WHAT YOU HAVE TO DO:
Repeat word for word the line with "Read all visible content and emit it as JSON." and every line after it until the records below run out.

━━━━━━━━

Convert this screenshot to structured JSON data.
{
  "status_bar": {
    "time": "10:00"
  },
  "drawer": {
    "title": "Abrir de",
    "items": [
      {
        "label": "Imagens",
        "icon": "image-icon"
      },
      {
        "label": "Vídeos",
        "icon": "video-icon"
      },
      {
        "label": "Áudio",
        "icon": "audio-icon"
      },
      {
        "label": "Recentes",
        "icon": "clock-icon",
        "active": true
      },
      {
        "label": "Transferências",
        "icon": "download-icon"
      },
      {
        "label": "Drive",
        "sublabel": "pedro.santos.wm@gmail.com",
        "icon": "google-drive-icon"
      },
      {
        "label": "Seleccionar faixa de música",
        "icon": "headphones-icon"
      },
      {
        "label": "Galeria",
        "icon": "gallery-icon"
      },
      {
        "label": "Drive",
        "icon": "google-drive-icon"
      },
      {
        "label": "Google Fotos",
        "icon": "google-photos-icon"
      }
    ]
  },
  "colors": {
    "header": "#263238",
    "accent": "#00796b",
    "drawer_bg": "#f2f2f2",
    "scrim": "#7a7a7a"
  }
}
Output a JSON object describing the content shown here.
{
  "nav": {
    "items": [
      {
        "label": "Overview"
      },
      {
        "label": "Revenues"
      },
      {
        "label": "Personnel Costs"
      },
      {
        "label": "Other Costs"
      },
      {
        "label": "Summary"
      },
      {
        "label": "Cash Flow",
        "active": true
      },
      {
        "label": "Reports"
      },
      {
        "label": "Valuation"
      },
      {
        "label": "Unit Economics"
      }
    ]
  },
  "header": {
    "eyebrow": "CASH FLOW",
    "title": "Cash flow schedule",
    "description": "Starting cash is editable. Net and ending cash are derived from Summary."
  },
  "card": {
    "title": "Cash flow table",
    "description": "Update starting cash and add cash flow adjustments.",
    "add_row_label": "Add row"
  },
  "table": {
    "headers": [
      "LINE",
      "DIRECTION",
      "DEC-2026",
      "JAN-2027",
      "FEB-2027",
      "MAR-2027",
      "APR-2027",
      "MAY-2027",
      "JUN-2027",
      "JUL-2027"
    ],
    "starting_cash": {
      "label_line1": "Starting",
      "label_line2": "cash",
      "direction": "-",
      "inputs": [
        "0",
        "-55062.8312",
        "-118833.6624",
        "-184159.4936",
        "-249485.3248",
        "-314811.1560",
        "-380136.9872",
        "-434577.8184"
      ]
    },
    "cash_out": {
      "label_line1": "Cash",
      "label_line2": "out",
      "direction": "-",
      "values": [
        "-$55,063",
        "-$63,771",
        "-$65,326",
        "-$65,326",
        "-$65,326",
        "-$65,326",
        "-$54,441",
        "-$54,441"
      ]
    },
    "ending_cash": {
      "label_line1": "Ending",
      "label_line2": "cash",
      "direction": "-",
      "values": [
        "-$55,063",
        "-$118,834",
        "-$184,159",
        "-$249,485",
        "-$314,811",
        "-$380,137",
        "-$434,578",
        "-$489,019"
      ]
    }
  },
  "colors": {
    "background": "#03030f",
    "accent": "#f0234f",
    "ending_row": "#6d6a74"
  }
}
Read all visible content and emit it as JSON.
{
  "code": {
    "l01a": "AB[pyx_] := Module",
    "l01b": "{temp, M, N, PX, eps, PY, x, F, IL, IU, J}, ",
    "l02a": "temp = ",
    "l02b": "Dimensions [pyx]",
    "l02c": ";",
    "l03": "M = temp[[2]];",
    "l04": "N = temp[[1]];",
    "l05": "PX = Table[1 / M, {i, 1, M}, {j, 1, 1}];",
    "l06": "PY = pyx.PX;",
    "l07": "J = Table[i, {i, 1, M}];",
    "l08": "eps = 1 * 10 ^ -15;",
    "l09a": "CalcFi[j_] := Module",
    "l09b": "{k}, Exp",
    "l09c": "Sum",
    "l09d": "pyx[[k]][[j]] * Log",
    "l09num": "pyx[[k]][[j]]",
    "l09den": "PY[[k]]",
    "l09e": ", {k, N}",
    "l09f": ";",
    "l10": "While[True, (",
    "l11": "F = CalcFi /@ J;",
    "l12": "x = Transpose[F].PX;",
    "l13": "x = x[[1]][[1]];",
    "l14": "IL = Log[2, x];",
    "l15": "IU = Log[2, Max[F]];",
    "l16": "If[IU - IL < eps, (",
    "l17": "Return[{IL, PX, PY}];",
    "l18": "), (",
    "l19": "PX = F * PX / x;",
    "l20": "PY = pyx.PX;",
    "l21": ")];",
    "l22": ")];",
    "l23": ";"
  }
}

━━━━━━━━

RESULT OF THIS EXERCISE:
Read all visible content and emit it as JSON.
{
  "code": {
    "l01a": "AB[pyx_] := Module",
    "l01b": "{temp, M, N, PX, eps, PY, x, F, IL, IU, J}, ",
    "l02a": "temp = ",
    "l02b": "Dimensions [pyx]",
    "l02c": ";",
    "l03": "M = temp[[2]];",
    "l04": "N = temp[[1]];",
    "l05": "PX = Table[1 / M, {i, 1, M}, {j, 1, 1}];",
    "l06": "PY = pyx.PX;",
    "l07": "J = Table[i, {i, 1, M}];",
    "l08": "eps = 1 * 10 ^ -15;",
    "l09a": "CalcFi[j_] := Module",
    "l09b": "{k}, Exp",
    "l09c": "Sum",
    "l09d": "pyx[[k]][[j]] * Log",
    "l09num": "pyx[[k]][[j]]",
    "l09den": "PY[[k]]",
    "l09e": ", {k, N}",
    "l09f": ";",
    "l10": "While[True, (",
    "l11": "F = CalcFi /@ J;",
    "l12": "x = Transpose[F].PX;",
    "l13": "x = x[[1]][[1]];",
    "l14": "IL = Log[2, x];",
    "l15": "IU = Log[2, Max[F]];",
    "l16": "If[IU - IL < eps, (",
    "l17": "Return[{IL, PX, PY}];",
    "l18": "), (",
    "l19": "PX = F * PX / x;",
    "l20": "PY = pyx.PX;",
    "l21": ")];",
    "l22": ")];",
    "l23": ";"
  }
}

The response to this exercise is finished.